:: Entries provided ::

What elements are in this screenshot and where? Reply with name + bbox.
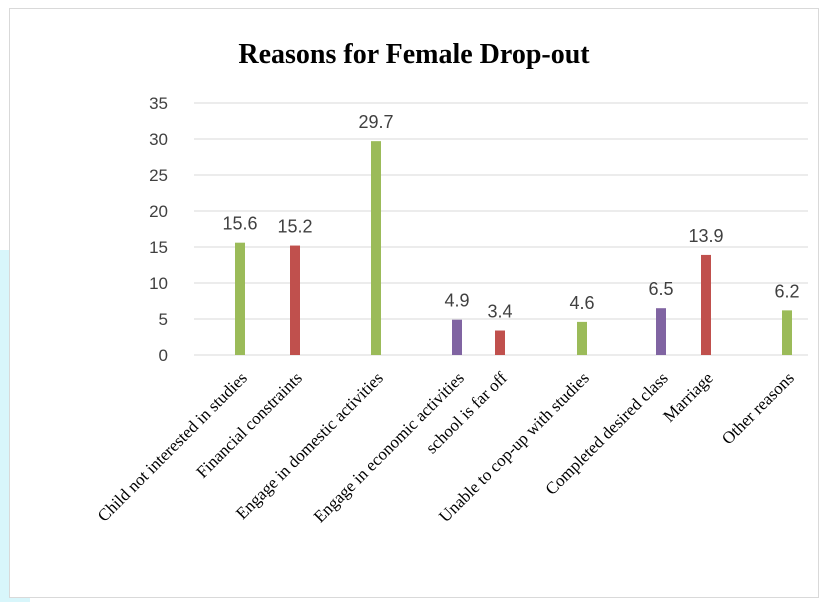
bar [235, 242, 245, 355]
data-label: 29.7 [358, 112, 393, 132]
data-label: 4.9 [444, 291, 469, 311]
bar [371, 141, 381, 355]
data-label: 6.2 [774, 281, 799, 301]
bar [782, 310, 792, 355]
data-label: 6.5 [648, 279, 673, 299]
data-label: 3.4 [487, 302, 512, 322]
y-tick-label: 15 [149, 238, 168, 257]
y-tick-label: 5 [159, 310, 168, 329]
bar [577, 321, 587, 355]
y-tick-label: 10 [149, 274, 168, 293]
data-label: 15.2 [277, 217, 312, 237]
chart-frame [9, 8, 819, 598]
y-tick-label: 30 [149, 130, 168, 149]
category-label: Unable to cop-up with studies [435, 368, 593, 526]
data-label: 15.6 [222, 214, 257, 234]
chart-title: Reasons for Female Drop-out [238, 39, 590, 70]
bar [452, 319, 462, 355]
data-label: 13.9 [688, 226, 723, 246]
bar [701, 254, 711, 355]
data-label: 4.6 [569, 293, 594, 313]
y-tick-label: 35 [149, 94, 168, 113]
category-label: Other reasons [718, 368, 798, 448]
y-tick-label: 20 [149, 202, 168, 221]
y-tick-label: 25 [149, 166, 168, 185]
category-label: Engage in domestic activities [232, 368, 387, 523]
category-label: Marriage [659, 368, 716, 425]
bar [290, 245, 300, 355]
y-tick-label: 0 [159, 346, 168, 365]
bar [495, 330, 505, 355]
bar [656, 308, 666, 355]
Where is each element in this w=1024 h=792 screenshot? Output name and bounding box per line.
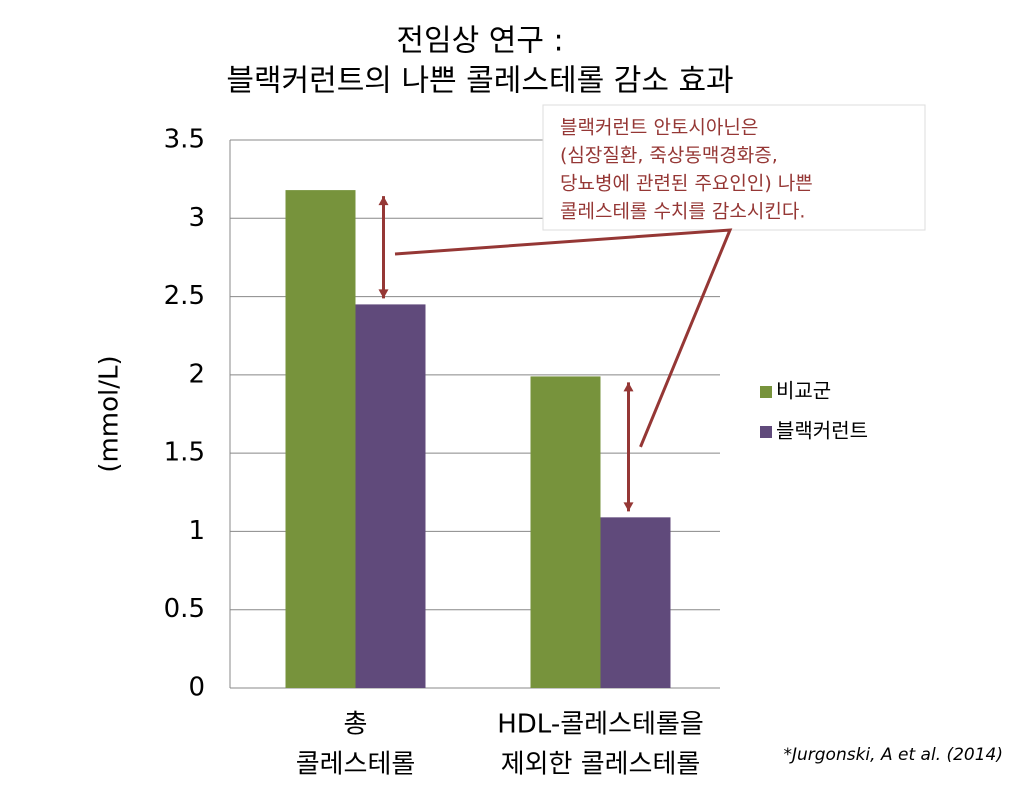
x-tick-label: HDL-콜레스테롤을 [497,710,704,740]
x-tick-label: 콜레스테롤 [296,750,416,780]
annotation-box [542,104,926,231]
bar [285,190,356,689]
x-tick-label: 제외한 콜레스테롤 [501,750,701,780]
y-tick-label: 1.5 [164,438,205,468]
y-tick-label: 2 [188,359,205,389]
bar [355,304,426,688]
annotation-text: 콜레스테롤 수치를 감소시킨다. [560,201,805,223]
callout-line [394,228,733,448]
arrow-head [623,502,634,512]
y-tick-label: 1 [188,516,205,546]
annotation-text: 블랙커런트 안토시아닌은 [560,117,758,139]
arrow-head [378,289,389,299]
legend-label: 비교군 [776,379,831,403]
legend-label: 블랙커런트 [776,419,868,443]
y-tick-label: 0.5 [164,594,205,624]
y-axis-label: (mmol/L) [95,355,125,472]
arrow-head [378,196,389,206]
y-tick-label: 2.5 [164,281,205,311]
annotation-text: 당뇨병에 관련된 주요인인) 나쁜 [560,173,813,195]
y-tick-label: 3 [188,203,205,233]
arrow-head [623,382,634,392]
source: *Jurgonski, A et al. (2014) [783,745,1003,765]
annotation-text: (심장질환, 죽상동맥경화증, [560,145,778,167]
legend-swatch [760,386,772,398]
chart-title: 블랙커런트의 나쁜 콜레스테롤 감소 효과 [226,64,733,99]
bar [600,517,671,688]
y-tick-label: 0 [188,673,205,703]
bar [530,376,601,688]
x-tick-label: 총 [344,710,368,740]
chart-title: 전임상 연구 : [396,24,563,59]
y-tick-label: 3.5 [164,125,205,155]
legend-swatch [760,426,772,438]
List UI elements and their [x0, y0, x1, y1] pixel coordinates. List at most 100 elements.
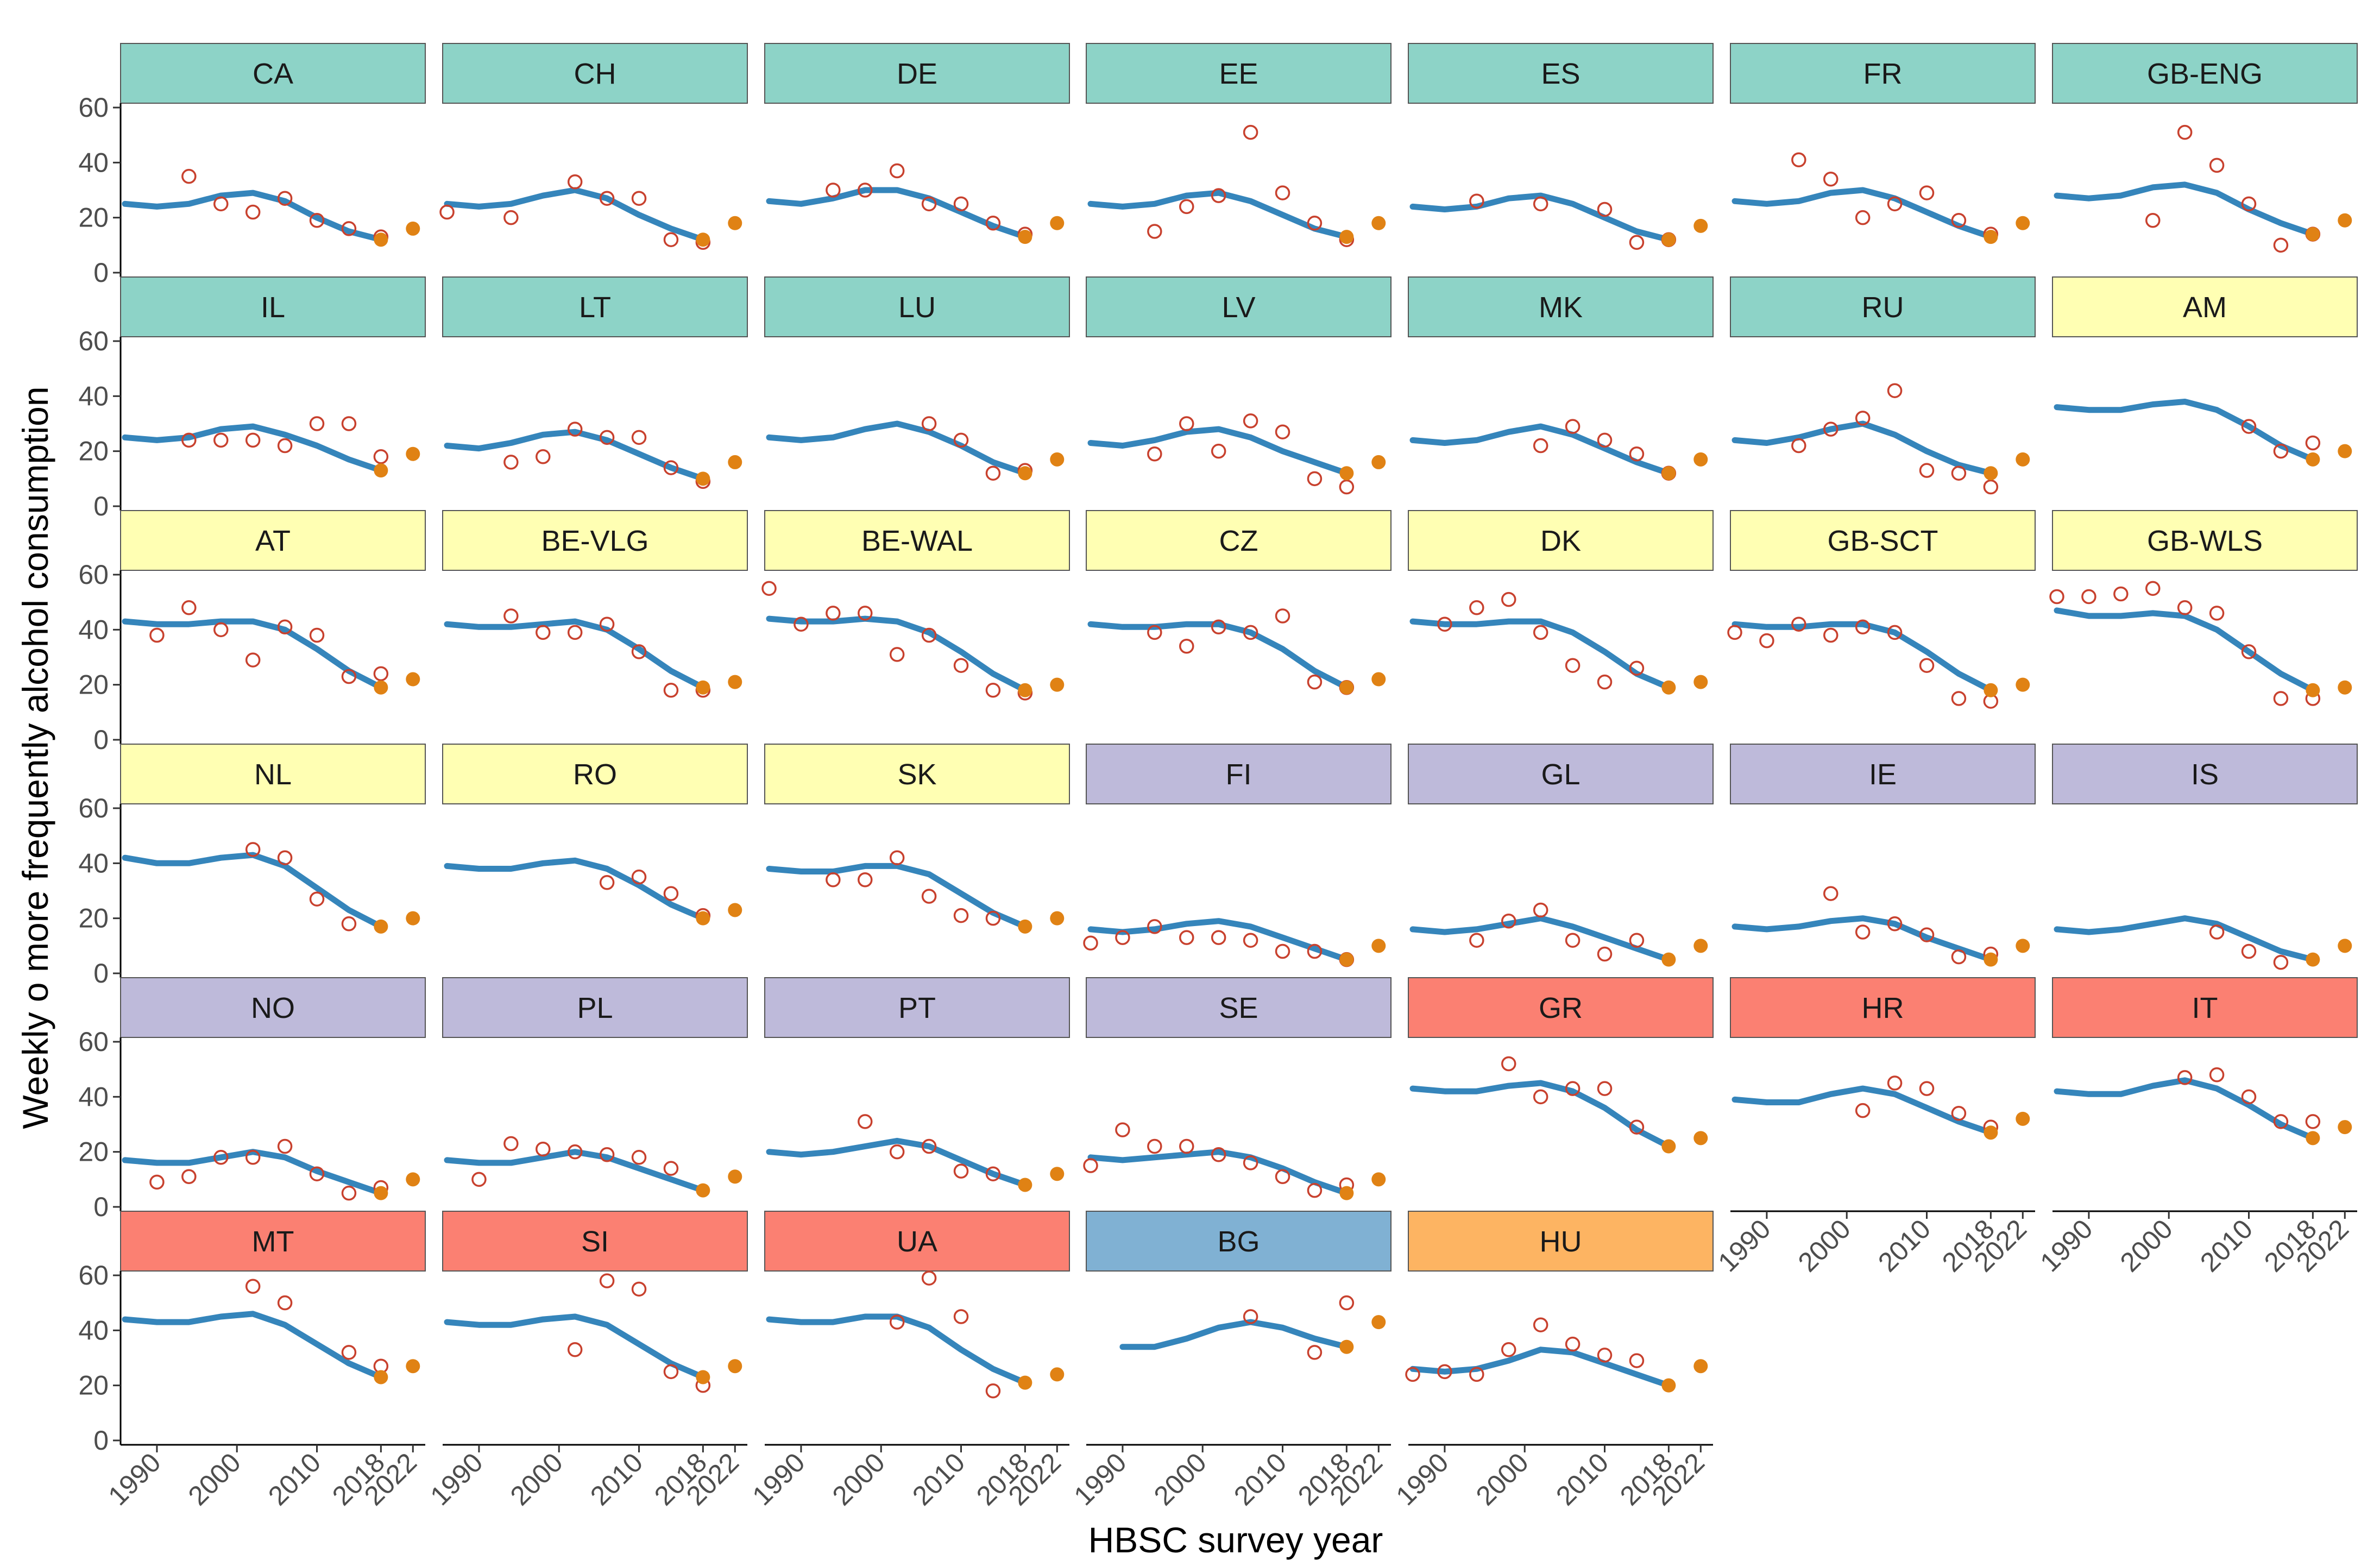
panel-strip-label: PT [898, 992, 936, 1024]
panel-mk: MK [1408, 276, 1714, 481]
observed-point [921, 889, 937, 904]
estimate-2018-point [696, 680, 710, 695]
panel-strip-label: GR [1539, 992, 1583, 1024]
observed-point [1115, 930, 1130, 945]
panel-strip [1730, 510, 2036, 571]
smooth-line [2054, 915, 2316, 963]
panel-strip-label: NO [251, 992, 295, 1024]
observed-point [373, 449, 389, 464]
observed-point [245, 1279, 261, 1294]
observed-point [858, 872, 873, 888]
observed-point [1791, 152, 1806, 168]
observed-point [1629, 660, 1645, 676]
panel-strip-label: RU [1862, 291, 1904, 324]
observed-point [826, 606, 841, 621]
observed-point [1211, 1147, 1226, 1162]
observed-point [1243, 933, 1258, 948]
observed-point [2209, 158, 2225, 173]
y-tick-label: 60 [78, 793, 109, 823]
observed-point [1565, 1081, 1581, 1096]
estimate-2018-point [1661, 1139, 1676, 1154]
smooth-line [766, 187, 1028, 240]
y-tick-label: 20 [78, 670, 109, 700]
panel-ca: CA 0 20 40 60 [78, 43, 426, 288]
prediction-2022-point [2338, 680, 2352, 695]
observed-point [663, 683, 679, 698]
prediction-2022-point [1693, 939, 1708, 953]
panel-fi: FI [1083, 744, 1392, 967]
observed-point [1951, 1105, 1967, 1121]
panel-strip-label: EE [1219, 58, 1258, 90]
observed-point [2305, 435, 2321, 451]
observed-point [921, 1138, 937, 1154]
observed-point [1339, 479, 1355, 495]
observed-point [1855, 210, 1871, 225]
estimate-2018-point [696, 1370, 710, 1385]
observed-point [1533, 438, 1548, 454]
observed-point [889, 1144, 905, 1160]
estimate-2018-point [1661, 466, 1676, 481]
observed-point [245, 652, 261, 668]
observed-point [631, 191, 647, 206]
panel-strip [120, 977, 426, 1038]
estimate-2018-point [2306, 952, 2320, 967]
observed-point [1597, 202, 1613, 217]
observed-point [1275, 943, 1290, 959]
panel-strip-label: RO [573, 758, 617, 791]
prediction-2022-point [1693, 218, 1708, 233]
observed-point [826, 182, 841, 198]
panel-strip [1086, 744, 1392, 804]
observed-point [921, 416, 937, 431]
observed-point [599, 430, 615, 445]
y-tick-label: 40 [78, 614, 109, 645]
panel-be-vlg: BE-VLG [442, 510, 748, 698]
observed-point [1597, 674, 1613, 690]
y-tick-label: 0 [93, 1192, 109, 1222]
panel-ro: RO [442, 744, 748, 926]
observed-point [1565, 658, 1581, 673]
smooth-line [1087, 621, 1350, 691]
panel-sk: SK [764, 744, 1070, 934]
panel-strip [1730, 977, 2036, 1038]
estimate-2018-point [1339, 952, 1354, 967]
observed-point [1179, 416, 1194, 431]
panel-strip-label: IS [2191, 758, 2219, 791]
observed-point [1115, 1122, 1130, 1137]
observed-point [953, 1309, 969, 1324]
estimate-2018-point [374, 1186, 388, 1200]
panel-strip-label: FI [1226, 758, 1252, 791]
prediction-2022-point [406, 672, 420, 687]
panel-de: DE [764, 43, 1070, 244]
observed-point [503, 608, 519, 624]
prediction-2022-point [1693, 675, 1708, 689]
panel-strip-label: CA [253, 58, 293, 90]
smooth-line [444, 857, 706, 922]
panel-strip [764, 510, 1070, 571]
observed-point [599, 191, 615, 206]
panel-strip-label: UA [897, 1225, 937, 1258]
observed-point [373, 666, 389, 682]
panel-no: NO 0 20 40 60 [78, 977, 426, 1222]
observed-point [2273, 443, 2289, 459]
smooth-line [1732, 420, 1994, 476]
smooth-line [1409, 192, 1672, 243]
y-axis-title: Weekly o more frequently alcohol consump… [15, 386, 55, 1129]
panel-se: SE [1083, 977, 1392, 1200]
observed-point [1855, 411, 1871, 426]
estimate-2018-point [1018, 1178, 1032, 1192]
smooth-line [1732, 1085, 1994, 1136]
panel-strip [1086, 276, 1392, 337]
panel-strip-label: PL [577, 992, 613, 1024]
smooth-line [444, 187, 706, 243]
estimate-2018-point [374, 232, 388, 247]
observed-point [1275, 185, 1290, 200]
observed-point [631, 869, 647, 885]
prediction-2022-point [2338, 1120, 2352, 1135]
observed-point [2273, 691, 2289, 706]
panel-strip [1408, 43, 1714, 104]
observed-point [1275, 424, 1290, 439]
observed-point [1307, 216, 1323, 231]
observed-point [1855, 619, 1871, 635]
estimate-2018-point [1984, 952, 1998, 967]
observed-point [1179, 199, 1194, 215]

:::

◆ Challenge ◆
Reproduce verbatim the lines running from the one containing "bar [235, 242, 245, 355]" to the one containing "data-label: 15.6 [222, 214, 257, 234]", including both of those lines.

◆ Response to the task ◆
bar [235, 242, 245, 355]
data-label: 29.7 [358, 112, 393, 132]
data-label: 4.9 [444, 291, 469, 311]
bar [371, 141, 381, 355]
data-label: 6.2 [774, 281, 799, 301]
bar [782, 310, 792, 355]
data-label: 6.5 [648, 279, 673, 299]
data-label: 3.4 [487, 302, 512, 322]
y-tick-label: 15 [149, 238, 168, 257]
y-tick-label: 5 [159, 310, 168, 329]
bar [577, 321, 587, 355]
y-tick-label: 10 [149, 274, 168, 293]
data-label: 15.2 [277, 217, 312, 237]
chart-frame [9, 8, 819, 598]
y-tick-label: 30 [149, 130, 168, 149]
category-label: Unable to cop-up with studies [435, 368, 593, 526]
data-label: 15.6 [222, 214, 257, 234]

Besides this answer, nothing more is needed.